- [INSTRUCTIONS TO FOLLOW] Only lines with the word "content" are needed; collect each of them from the listing below.

[Dataset excerpt]
● ● ● ●
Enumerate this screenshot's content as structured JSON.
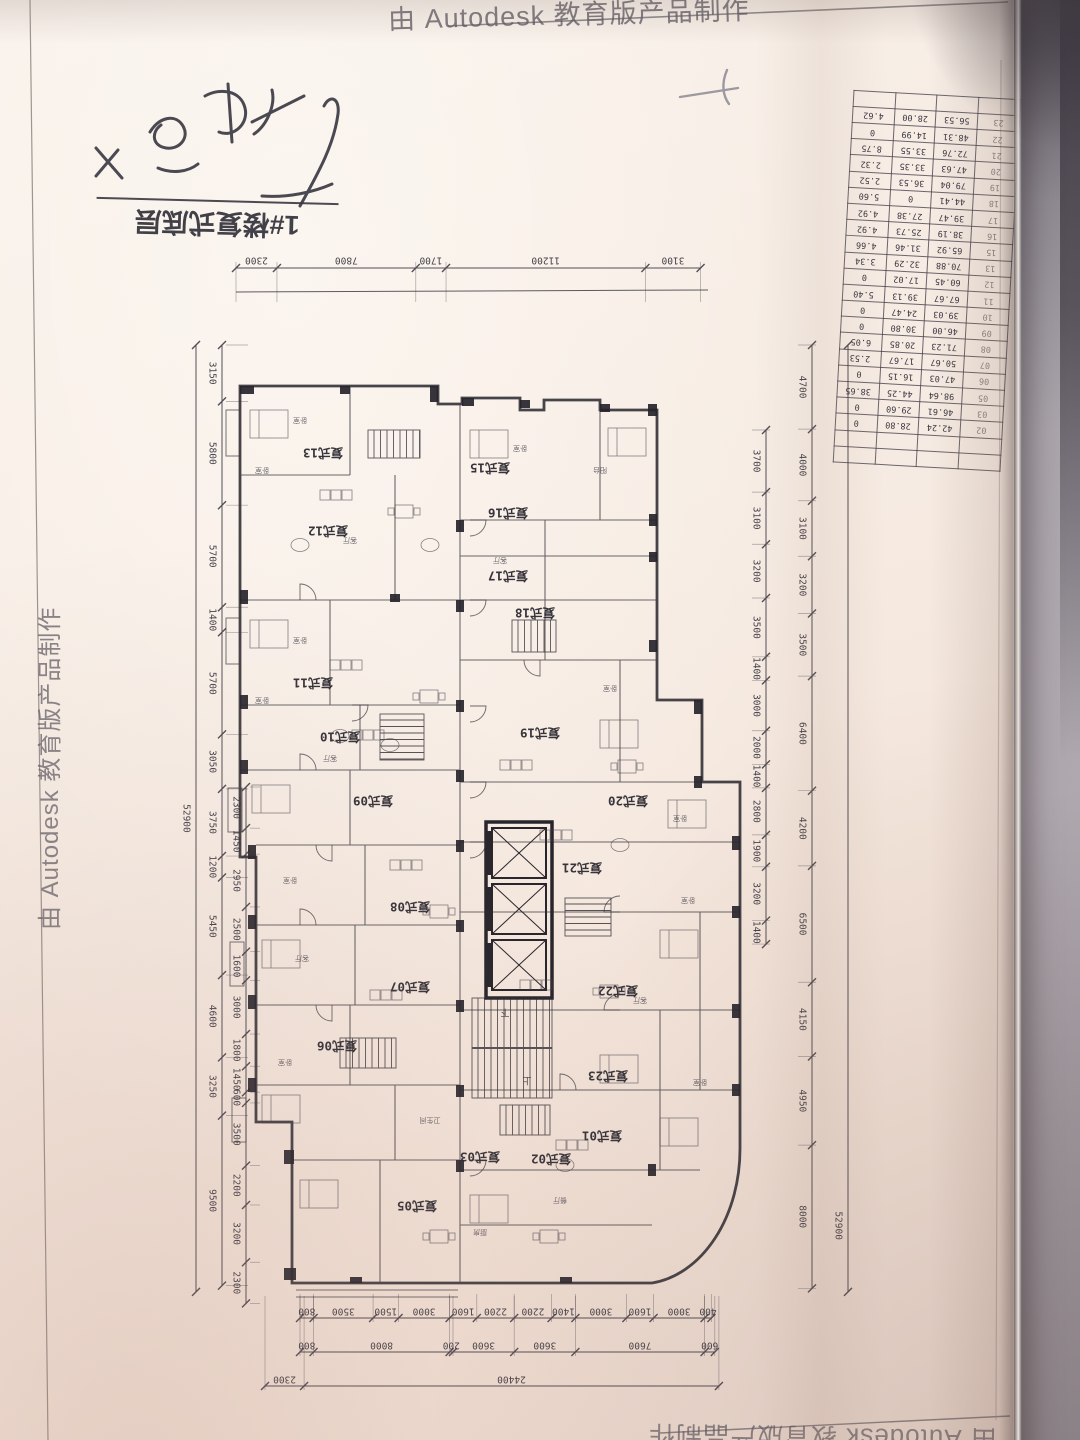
{
  "watermark": {
    "text": "由 Autodesk 教育版产品制作"
  },
  "title_block": {
    "label": "1#楼复式底层"
  },
  "plan": {
    "unit_type_prefix": "复式",
    "units": [
      "01",
      "02",
      "03",
      "05",
      "06",
      "07",
      "08",
      "09",
      "10",
      "11",
      "12",
      "13",
      "15",
      "16",
      "17",
      "18",
      "19",
      "20",
      "21",
      "22",
      "23"
    ],
    "stair_up": "上",
    "stair_down": "下",
    "room_labels": [
      "卧室",
      "客厅",
      "餐厅",
      "厨房",
      "阳台",
      "卫生间"
    ],
    "dims": {
      "top": [
        "2300",
        "7800",
        "1700",
        "11200",
        "3100"
      ],
      "left_total": [
        "52900"
      ],
      "left_middle": [
        "3150",
        "5800",
        "5700",
        "1400",
        "5700",
        "3050",
        "3750",
        "1200",
        "5450",
        "4600",
        "3250",
        "9500"
      ],
      "left_inner": [
        "2300",
        "1450",
        "2950",
        "2500",
        "1600",
        "3000",
        "1800",
        "1450",
        "600",
        "3500",
        "2200",
        "3200",
        "2300"
      ],
      "right_inner": [
        "3700",
        "3100",
        "3200",
        "3500",
        "1400",
        "3000",
        "2000",
        "1400",
        "2800",
        "1900",
        "3200",
        "1400"
      ],
      "right_outer": [
        "4700",
        "4000",
        "3100",
        "3200",
        "3500",
        "6400",
        "4200",
        "6500",
        "4150",
        "4950",
        "8000"
      ],
      "right_total": [
        "52900"
      ],
      "bottom_inner": [
        "800",
        "3500",
        "1500",
        "3000",
        "1600",
        "2200",
        "2200",
        "1400",
        "3000",
        "1600",
        "3000",
        "400"
      ],
      "bottom_middle": [
        "800",
        "8000",
        "200",
        "3600",
        "3600",
        "7600",
        "600"
      ],
      "bottom_outer": [
        "2300",
        "24400"
      ]
    }
  },
  "area_table": {
    "rows": [
      [
        "02",
        "42.24",
        "28.80",
        "0"
      ],
      [
        "03",
        "46.61",
        "29.60",
        "0"
      ],
      [
        "05",
        "98.64",
        "44.25",
        "38.65"
      ],
      [
        "06",
        "47.03",
        "16.15",
        "0"
      ],
      [
        "07",
        "50.67",
        "17.67",
        "2.53"
      ],
      [
        "08",
        "71.23",
        "20.85",
        "6.05"
      ],
      [
        "09",
        "46.00",
        "30.80",
        "0"
      ],
      [
        "10",
        "39.03",
        "24.47",
        "0"
      ],
      [
        "11",
        "67.67",
        "39.13",
        "5.40"
      ],
      [
        "12",
        "60.45",
        "17.02",
        "0"
      ],
      [
        "13",
        "70.88",
        "32.29",
        "3.34"
      ],
      [
        "15",
        "65.92",
        "31.46",
        "4.66"
      ],
      [
        "16",
        "38.19",
        "25.73",
        "4.92"
      ],
      [
        "17",
        "39.47",
        "27.38",
        "4.92"
      ],
      [
        "18",
        "44.41",
        "0",
        "5.60"
      ],
      [
        "19",
        "79.04",
        "36.53",
        "2.52"
      ],
      [
        "20",
        "47.63",
        "33.35",
        "2.32"
      ],
      [
        "21",
        "72.76",
        "33.55",
        "8.75"
      ],
      [
        "22",
        "48.31",
        "14.99",
        "0"
      ],
      [
        "23",
        "56.53",
        "28.00",
        "4.62"
      ]
    ]
  },
  "colors": {
    "paper": "#f6ebe2",
    "ink": "#2e2c33",
    "backdrop": "#a29da3",
    "edge_shadow": "#5c5760"
  }
}
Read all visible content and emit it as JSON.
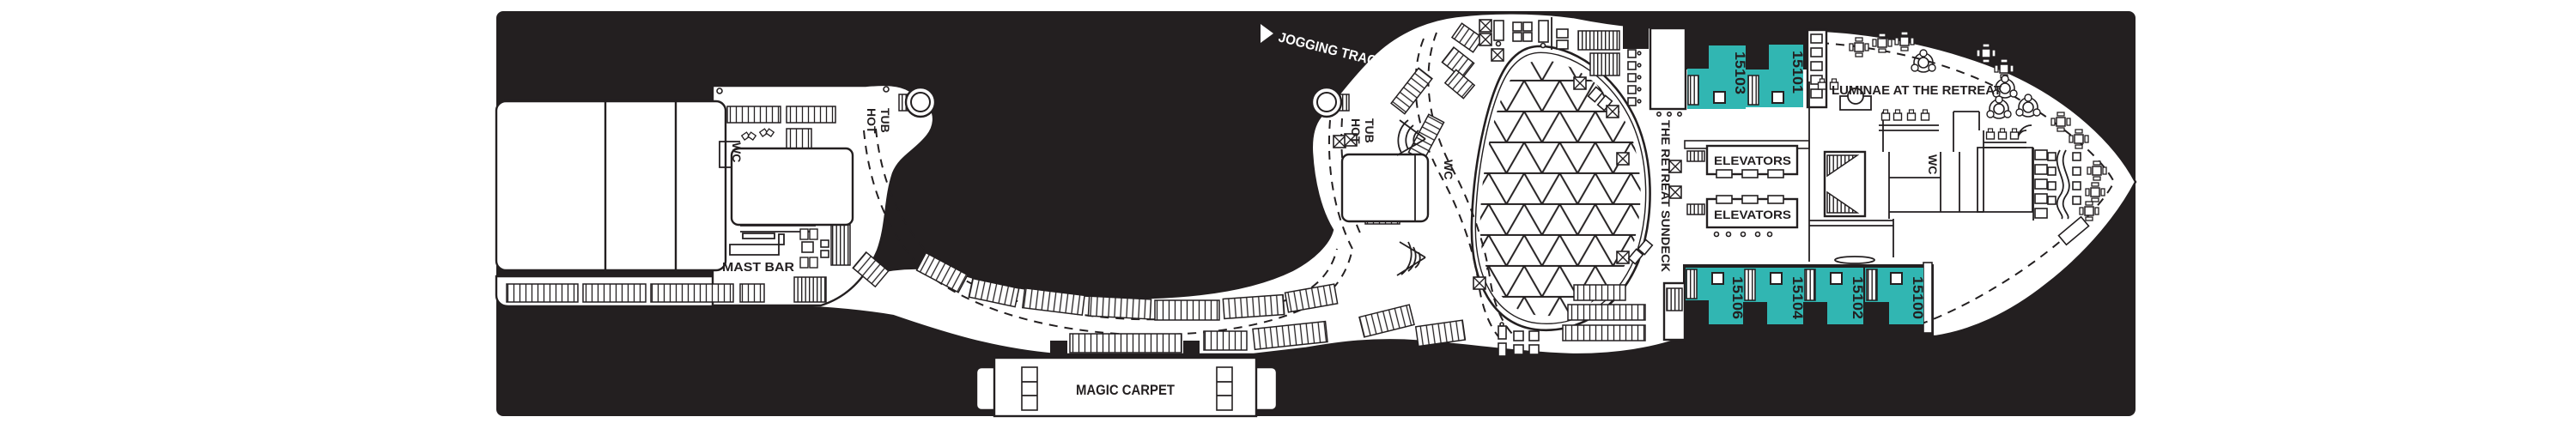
{
  "deck_plan": {
    "labels": {
      "jogging_track": "JOGGING TRACK",
      "hot": "HOT",
      "tub": "TUB",
      "wc": "WC",
      "mast_bar": "MAST BAR",
      "magic_carpet": "MAGIC CARPET",
      "retreat_sundeck": "THE RETREAT SUNDECK",
      "luminae": "LUMINAE AT THE RETREAT",
      "elevators": "ELEVATORS"
    },
    "cabins": {
      "top": [
        {
          "number": "15103"
        },
        {
          "number": "15101"
        }
      ],
      "bottom": [
        {
          "number": "15106"
        },
        {
          "number": "15104"
        },
        {
          "number": "15102"
        },
        {
          "number": "15100"
        }
      ]
    },
    "colors": {
      "panel": "#231f20",
      "deck": "#ffffff",
      "line": "#231f20",
      "cabin": "#31b6b2",
      "track_label": "#ffffff"
    }
  }
}
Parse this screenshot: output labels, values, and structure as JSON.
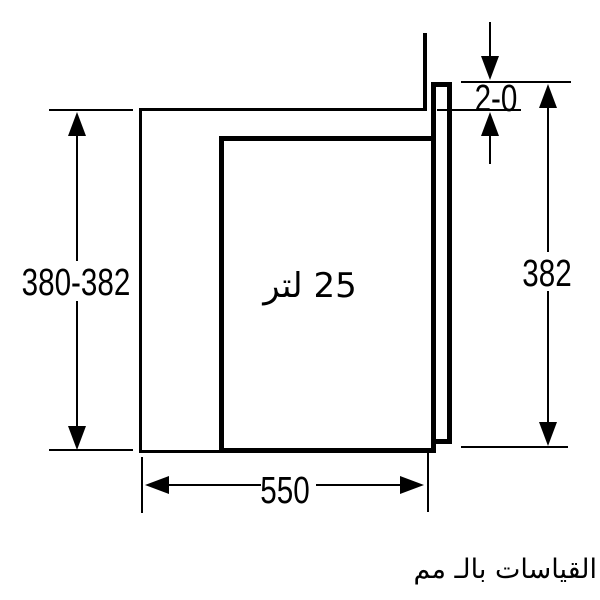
{
  "diagram": {
    "description": "built-in appliance niche side-view dimension drawing",
    "dimensions": {
      "niche_height": "380-382",
      "door_height": "382",
      "top_gap": "2-0",
      "depth": "550"
    },
    "capacity_label": "25 لتر",
    "units_note": "القياسات بالـ مم",
    "colors": {
      "line": "#000000",
      "background": "#ffffff"
    }
  }
}
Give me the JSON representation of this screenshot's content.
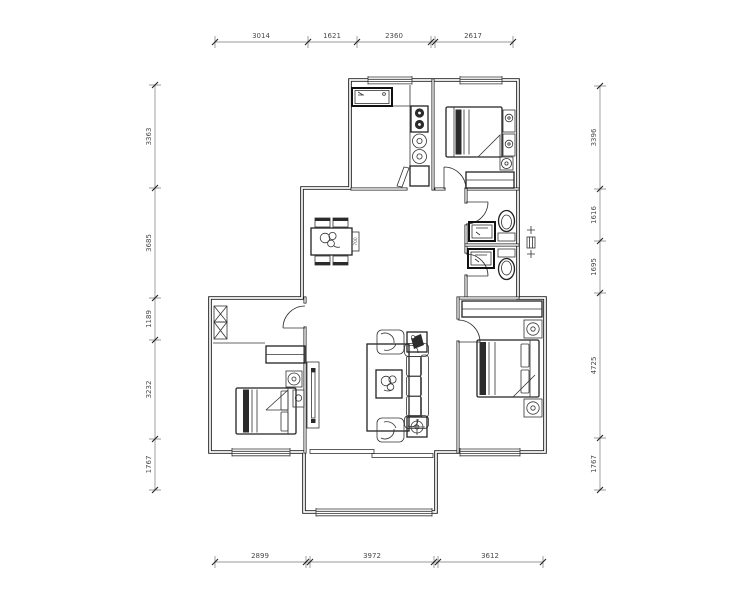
{
  "drawing": {
    "type": "apartment-floor-plan",
    "background": "#ffffff",
    "line_color": "#1b1b1b",
    "dim_text_color": "#4a4a4a"
  },
  "dimensions": {
    "top": [
      {
        "label": "3014"
      },
      {
        "label": "1621"
      },
      {
        "label": "2360"
      },
      {
        "label": "2617"
      }
    ],
    "left": [
      {
        "label": "3363"
      },
      {
        "label": "3685"
      },
      {
        "label": "1189"
      },
      {
        "label": "3232"
      },
      {
        "label": "1767"
      }
    ],
    "right": [
      {
        "label": "3396"
      },
      {
        "label": "1616"
      },
      {
        "label": "1695"
      },
      {
        "label": "4725"
      },
      {
        "label": "1767"
      }
    ],
    "bottom": [
      {
        "label": "2899"
      },
      {
        "label": "3972"
      },
      {
        "label": "3612"
      }
    ]
  },
  "annotations": {
    "table_label": "700"
  }
}
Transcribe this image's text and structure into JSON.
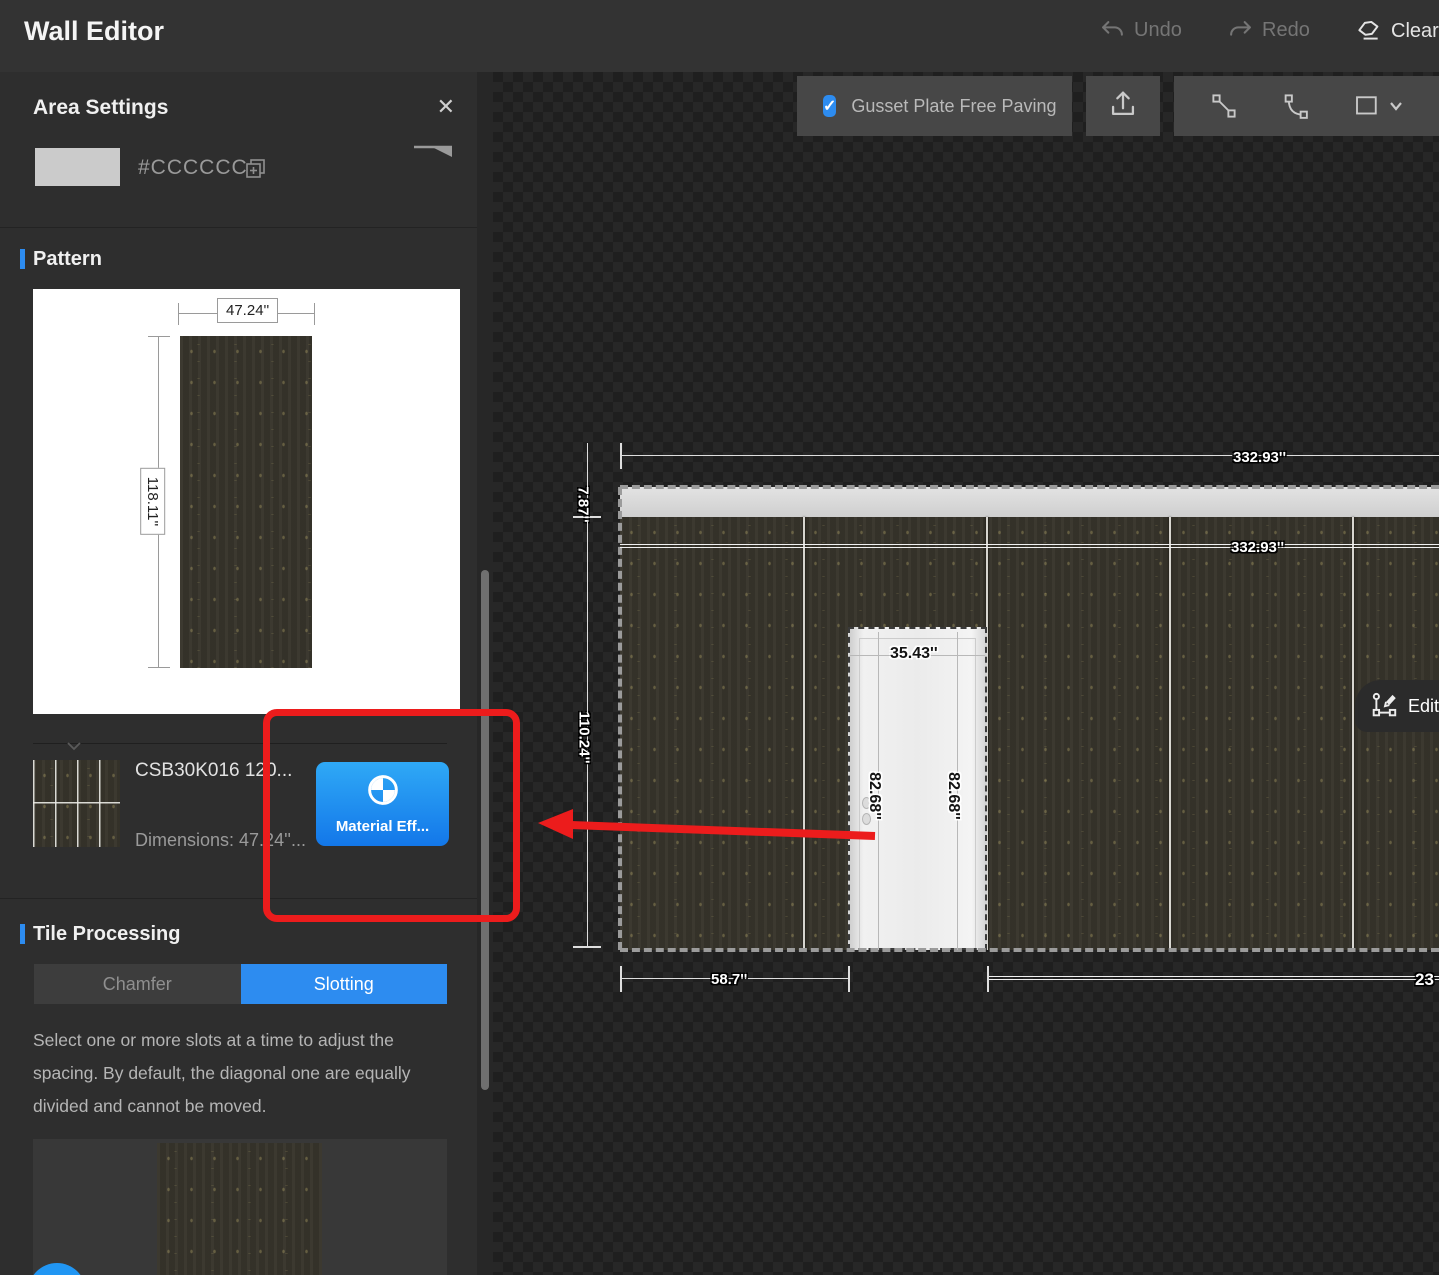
● ● ● ●
- [REPLY TO THE EXERCISE]
Enumerate this screenshot's content as structured JSON.
Read all visible content and emit it as JSON.
Give me the JSON representation of this screenshot's content.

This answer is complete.